DESCRIPTION OF THE TASK:
Copy out each line of the material in which the word "output" appears.
....................
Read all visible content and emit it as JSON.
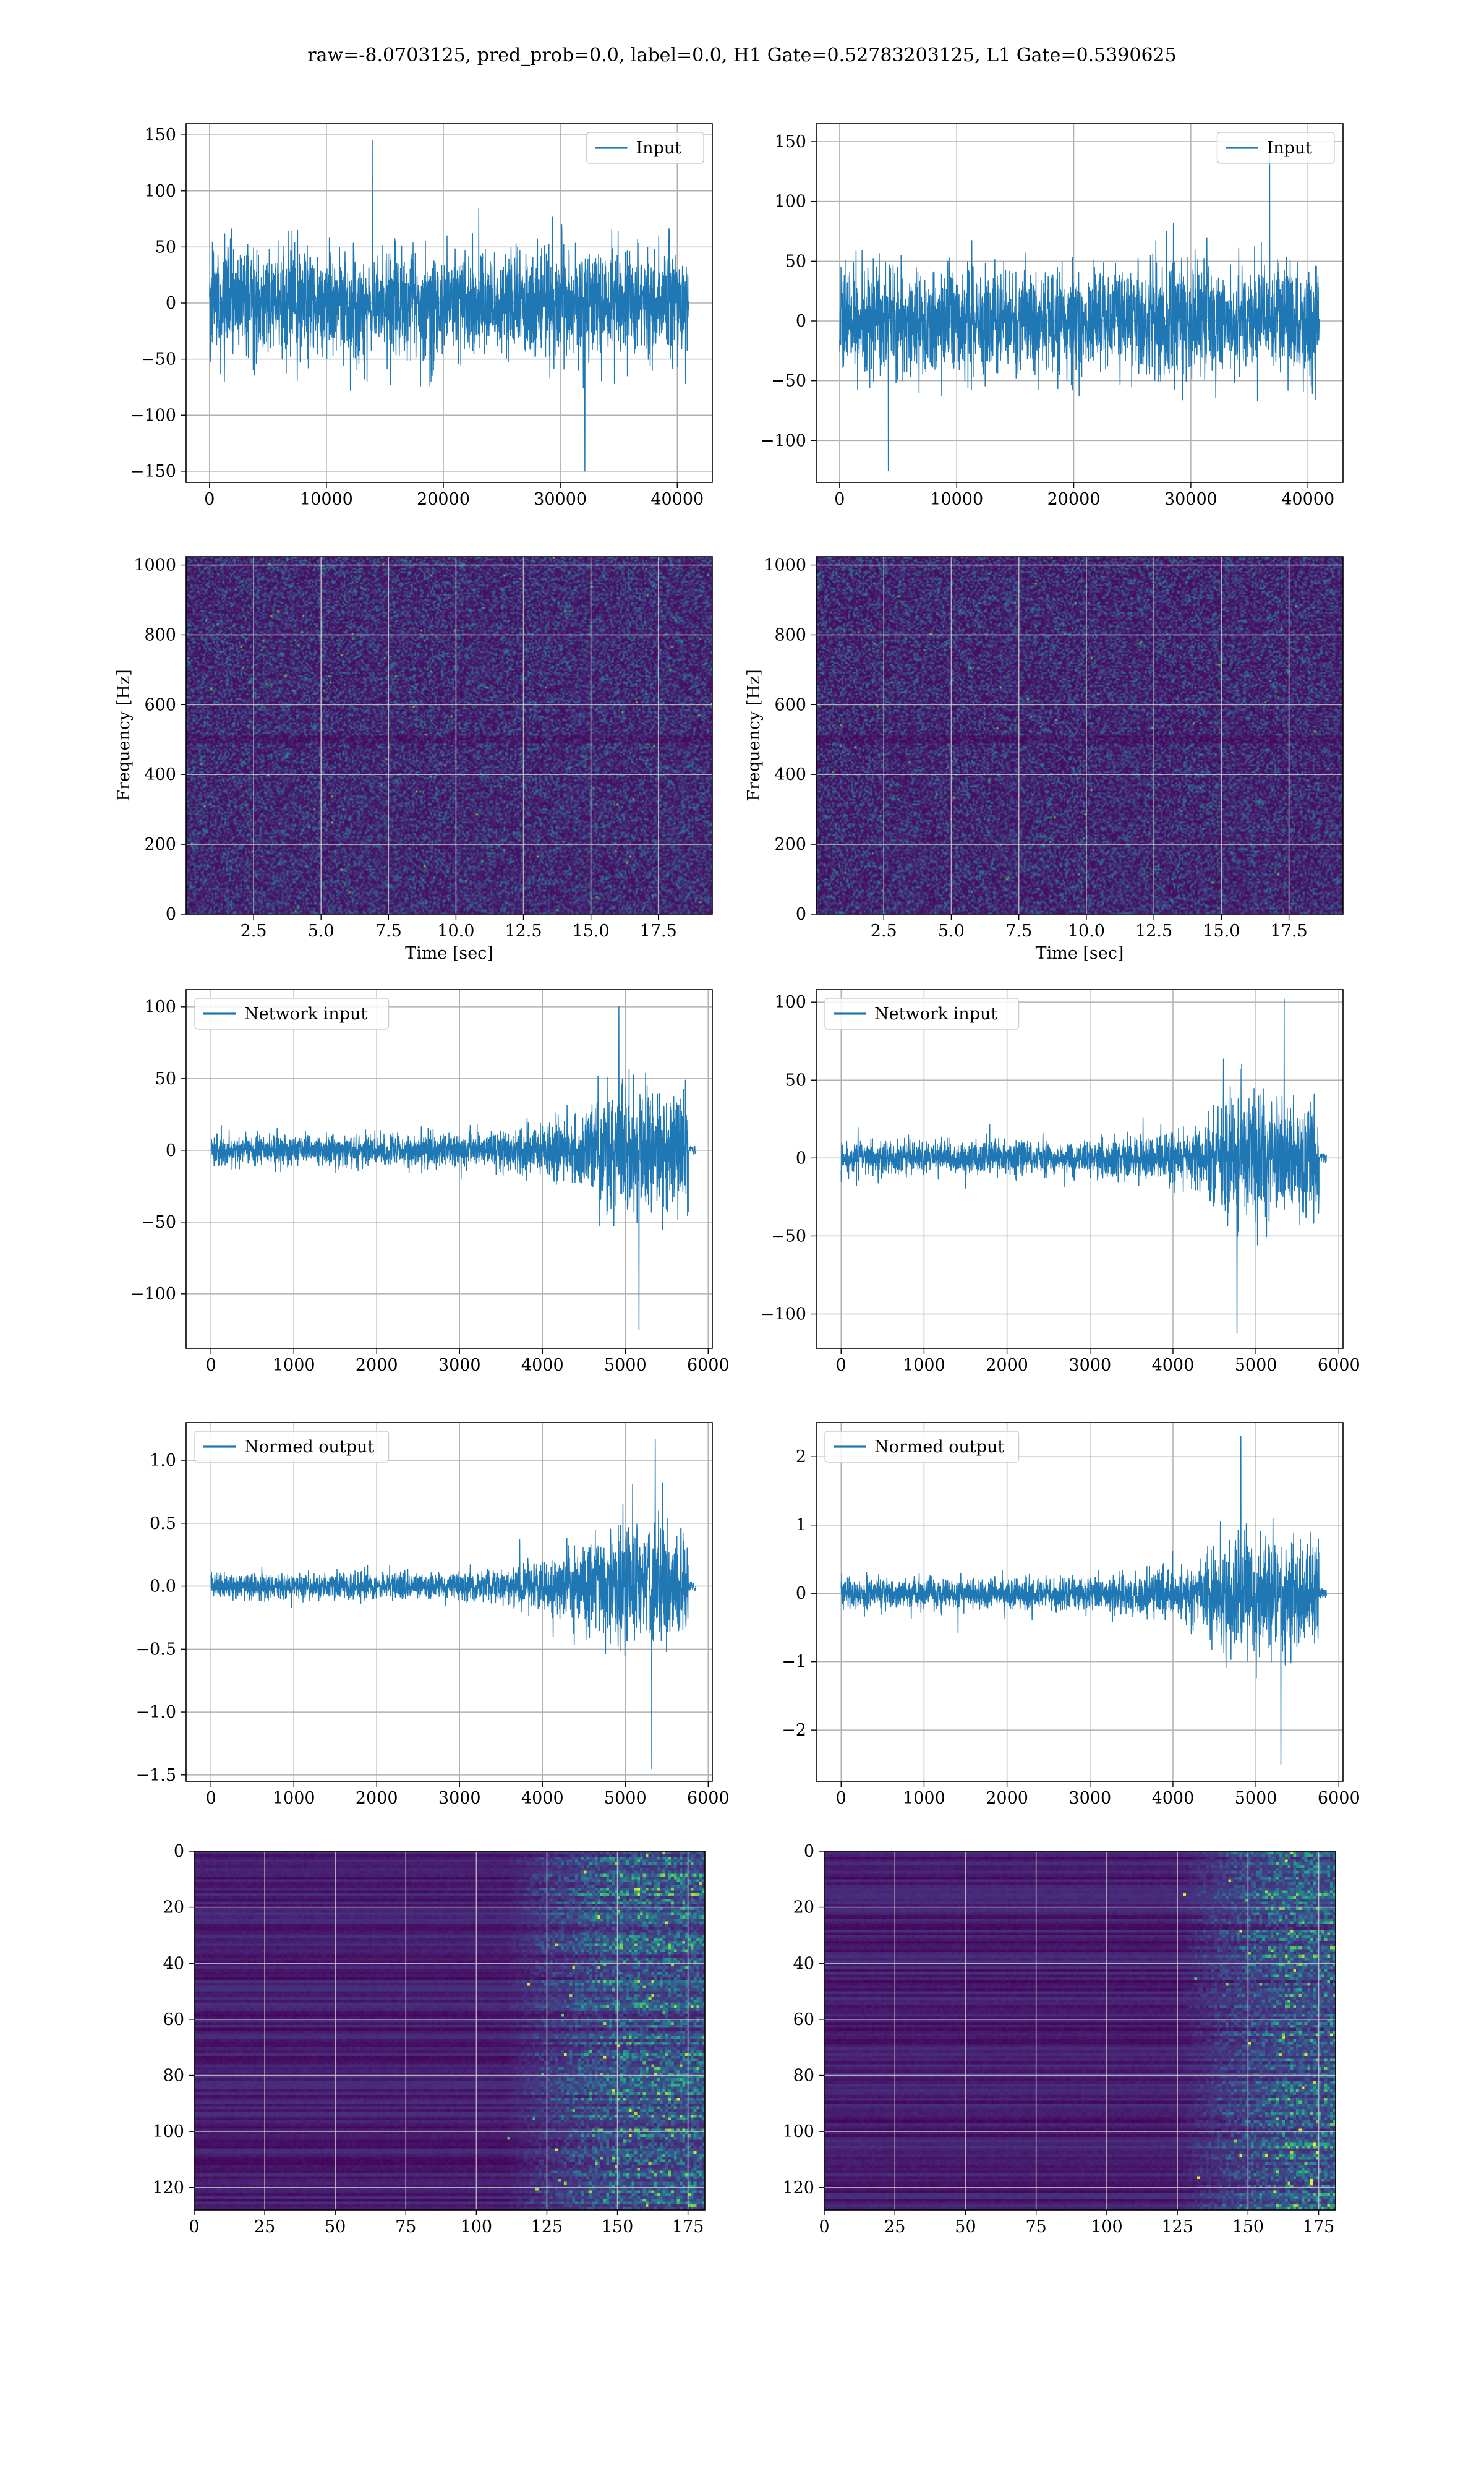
{
  "figure": {
    "suptitle": "raw=-8.0703125, pred_prob=0.0, label=0.0, H1 Gate=0.52783203125, L1 Gate=0.5390625"
  },
  "colors": {
    "series": "#1f77b4",
    "viridis": [
      "#440154",
      "#482878",
      "#3e4989",
      "#31688e",
      "#26828e",
      "#1f9e89",
      "#35b779",
      "#6ece58",
      "#b5de2b",
      "#fde725"
    ]
  },
  "chart_data": [
    {
      "id": "input-h1",
      "type": "line",
      "legend": "Input",
      "legend_loc": "upper right",
      "xlim": [
        -2000,
        43000
      ],
      "ylim": [
        -160,
        160
      ],
      "xticks": [
        0,
        10000,
        20000,
        30000,
        40000
      ],
      "xtick_labels": [
        "0",
        "10000",
        "20000",
        "30000",
        "40000"
      ],
      "yticks": [
        -150,
        -100,
        -50,
        0,
        50,
        100,
        150
      ],
      "ytick_labels": [
        "−150",
        "−100",
        "−50",
        "0",
        "50",
        "100",
        "150"
      ],
      "grid": true,
      "signal": {
        "x_range": [
          0,
          40960
        ],
        "envelope": [
          [
            0,
            65
          ],
          [
            40960,
            65
          ]
        ],
        "peak_max": 145,
        "peak_min": -150
      }
    },
    {
      "id": "input-l1",
      "type": "line",
      "legend": "Input",
      "legend_loc": "upper right",
      "xlim": [
        -2000,
        43000
      ],
      "ylim": [
        -135,
        165
      ],
      "xticks": [
        0,
        10000,
        20000,
        30000,
        40000
      ],
      "xtick_labels": [
        "0",
        "10000",
        "20000",
        "30000",
        "40000"
      ],
      "yticks": [
        -100,
        -50,
        0,
        50,
        100,
        150
      ],
      "ytick_labels": [
        "−100",
        "−50",
        "0",
        "50",
        "100",
        "150"
      ],
      "grid": true,
      "signal": {
        "x_range": [
          0,
          40960
        ],
        "envelope": [
          [
            0,
            62
          ],
          [
            40960,
            62
          ]
        ],
        "peak_max": 150,
        "peak_min": -125
      }
    },
    {
      "id": "spectrogram-h1",
      "type": "heatmap",
      "colormap": "viridis",
      "xlabel": "Time [sec]",
      "ylabel": "Frequency [Hz]",
      "xlim": [
        0,
        19.5
      ],
      "ylim": [
        0,
        1024
      ],
      "xticks": [
        2.5,
        5.0,
        7.5,
        10.0,
        12.5,
        15.0,
        17.5
      ],
      "xtick_labels": [
        "2.5",
        "5.0",
        "7.5",
        "10.0",
        "12.5",
        "15.0",
        "17.5"
      ],
      "yticks": [
        0,
        200,
        400,
        600,
        800,
        1000
      ],
      "ytick_labels": [
        "0",
        "200",
        "400",
        "600",
        "800",
        "1000"
      ],
      "grid": true,
      "value_range": [
        0,
        1
      ],
      "typical_level": 0.15
    },
    {
      "id": "spectrogram-l1",
      "type": "heatmap",
      "colormap": "viridis",
      "xlabel": "Time [sec]",
      "ylabel": "Frequency [Hz]",
      "xlim": [
        0,
        19.5
      ],
      "ylim": [
        0,
        1024
      ],
      "xticks": [
        2.5,
        5.0,
        7.5,
        10.0,
        12.5,
        15.0,
        17.5
      ],
      "xtick_labels": [
        "2.5",
        "5.0",
        "7.5",
        "10.0",
        "12.5",
        "15.0",
        "17.5"
      ],
      "yticks": [
        0,
        200,
        400,
        600,
        800,
        1000
      ],
      "ytick_labels": [
        "0",
        "200",
        "400",
        "600",
        "800",
        "1000"
      ],
      "grid": true,
      "value_range": [
        0,
        1
      ],
      "typical_level": 0.13
    },
    {
      "id": "network-input-h1",
      "type": "line",
      "legend": "Network input",
      "legend_loc": "upper left",
      "xlim": [
        -300,
        6050
      ],
      "ylim": [
        -138,
        112
      ],
      "xticks": [
        0,
        1000,
        2000,
        3000,
        4000,
        5000,
        6000
      ],
      "xtick_labels": [
        "0",
        "1000",
        "2000",
        "3000",
        "4000",
        "5000",
        "6000"
      ],
      "yticks": [
        -100,
        -50,
        0,
        50,
        100
      ],
      "ytick_labels": [
        "−100",
        "−50",
        "0",
        "50",
        "100"
      ],
      "grid": true,
      "signal": {
        "x_range": [
          0,
          5760
        ],
        "envelope": [
          [
            0,
            14
          ],
          [
            3000,
            15
          ],
          [
            4000,
            22
          ],
          [
            4500,
            40
          ],
          [
            4800,
            60
          ],
          [
            5200,
            65
          ],
          [
            5500,
            55
          ],
          [
            5760,
            55
          ]
        ],
        "peak_max": 100,
        "peak_min": -125,
        "tail": [
          5760,
          5850
        ]
      }
    },
    {
      "id": "network-input-l1",
      "type": "line",
      "legend": "Network input",
      "legend_loc": "upper left",
      "xlim": [
        -300,
        6050
      ],
      "ylim": [
        -122,
        108
      ],
      "xticks": [
        0,
        1000,
        2000,
        3000,
        4000,
        5000,
        6000
      ],
      "xtick_labels": [
        "0",
        "1000",
        "2000",
        "3000",
        "4000",
        "5000",
        "6000"
      ],
      "yticks": [
        -100,
        -50,
        0,
        50,
        100
      ],
      "ytick_labels": [
        "−100",
        "−50",
        "0",
        "50",
        "100"
      ],
      "grid": true,
      "signal": {
        "x_range": [
          0,
          5760
        ],
        "envelope": [
          [
            0,
            14
          ],
          [
            3000,
            15
          ],
          [
            4200,
            22
          ],
          [
            4600,
            45
          ],
          [
            4800,
            60
          ],
          [
            5300,
            55
          ],
          [
            5760,
            50
          ]
        ],
        "peak_max": 102,
        "peak_min": -112,
        "tail": [
          5760,
          5850
        ]
      }
    },
    {
      "id": "normed-output-h1",
      "type": "line",
      "legend": "Normed output",
      "legend_loc": "upper left",
      "xlim": [
        -300,
        6050
      ],
      "ylim": [
        -1.55,
        1.3
      ],
      "xticks": [
        0,
        1000,
        2000,
        3000,
        4000,
        5000,
        6000
      ],
      "xtick_labels": [
        "0",
        "1000",
        "2000",
        "3000",
        "4000",
        "5000",
        "6000"
      ],
      "yticks": [
        -1.5,
        -1.0,
        -0.5,
        0.0,
        0.5,
        1.0
      ],
      "ytick_labels": [
        "−1.5",
        "−1.0",
        "−0.5",
        "0.0",
        "0.5",
        "1.0"
      ],
      "grid": true,
      "signal": {
        "x_range": [
          0,
          5760
        ],
        "envelope": [
          [
            0,
            0.14
          ],
          [
            3000,
            0.15
          ],
          [
            4000,
            0.24
          ],
          [
            4500,
            0.45
          ],
          [
            4800,
            0.65
          ],
          [
            5200,
            0.7
          ],
          [
            5760,
            0.6
          ]
        ],
        "peak_max": 1.17,
        "peak_min": -1.45,
        "tail": [
          5760,
          5850
        ]
      }
    },
    {
      "id": "normed-output-l1",
      "type": "line",
      "legend": "Normed output",
      "legend_loc": "upper left",
      "xlim": [
        -300,
        6050
      ],
      "ylim": [
        -2.75,
        2.5
      ],
      "xticks": [
        0,
        1000,
        2000,
        3000,
        4000,
        5000,
        6000
      ],
      "xtick_labels": [
        "0",
        "1000",
        "2000",
        "3000",
        "4000",
        "5000",
        "6000"
      ],
      "yticks": [
        -2,
        -1,
        0,
        1,
        2
      ],
      "ytick_labels": [
        "−2",
        "−1",
        "0",
        "1",
        "2"
      ],
      "grid": true,
      "signal": {
        "x_range": [
          0,
          5760
        ],
        "envelope": [
          [
            0,
            0.3
          ],
          [
            3000,
            0.32
          ],
          [
            4200,
            0.5
          ],
          [
            4600,
            1.0
          ],
          [
            4800,
            1.35
          ],
          [
            5300,
            1.2
          ],
          [
            5760,
            1.1
          ]
        ],
        "peak_max": 2.3,
        "peak_min": -2.5,
        "tail": [
          5760,
          5850
        ]
      }
    },
    {
      "id": "feature-map-h1",
      "type": "heatmap",
      "colormap": "viridis",
      "xlim": [
        0,
        181
      ],
      "ylim": [
        128,
        0
      ],
      "xticks": [
        0,
        25,
        50,
        75,
        100,
        125,
        150,
        175
      ],
      "xtick_labels": [
        "0",
        "25",
        "50",
        "75",
        "100",
        "125",
        "150",
        "175"
      ],
      "yticks": [
        0,
        20,
        40,
        60,
        80,
        100,
        120
      ],
      "ytick_labels": [
        "0",
        "20",
        "40",
        "60",
        "80",
        "100",
        "120"
      ],
      "grid": true,
      "value_range": [
        0,
        1
      ],
      "rows": 128,
      "cols": 181,
      "activity_onset_col": 110
    },
    {
      "id": "feature-map-l1",
      "type": "heatmap",
      "colormap": "viridis",
      "xlim": [
        0,
        181
      ],
      "ylim": [
        128,
        0
      ],
      "xticks": [
        0,
        25,
        50,
        75,
        100,
        125,
        150,
        175
      ],
      "xtick_labels": [
        "0",
        "25",
        "50",
        "75",
        "100",
        "125",
        "150",
        "175"
      ],
      "yticks": [
        0,
        20,
        40,
        60,
        80,
        100,
        120
      ],
      "ytick_labels": [
        "0",
        "20",
        "40",
        "60",
        "80",
        "100",
        "120"
      ],
      "grid": true,
      "value_range": [
        0,
        1
      ],
      "rows": 128,
      "cols": 181,
      "activity_onset_col": 125
    }
  ]
}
....................
FINISHED TASK:
      "id": "normed-output-h1",
      "legend": "Normed output",
      "id": "normed-output-l1",
      "legend": "Normed output",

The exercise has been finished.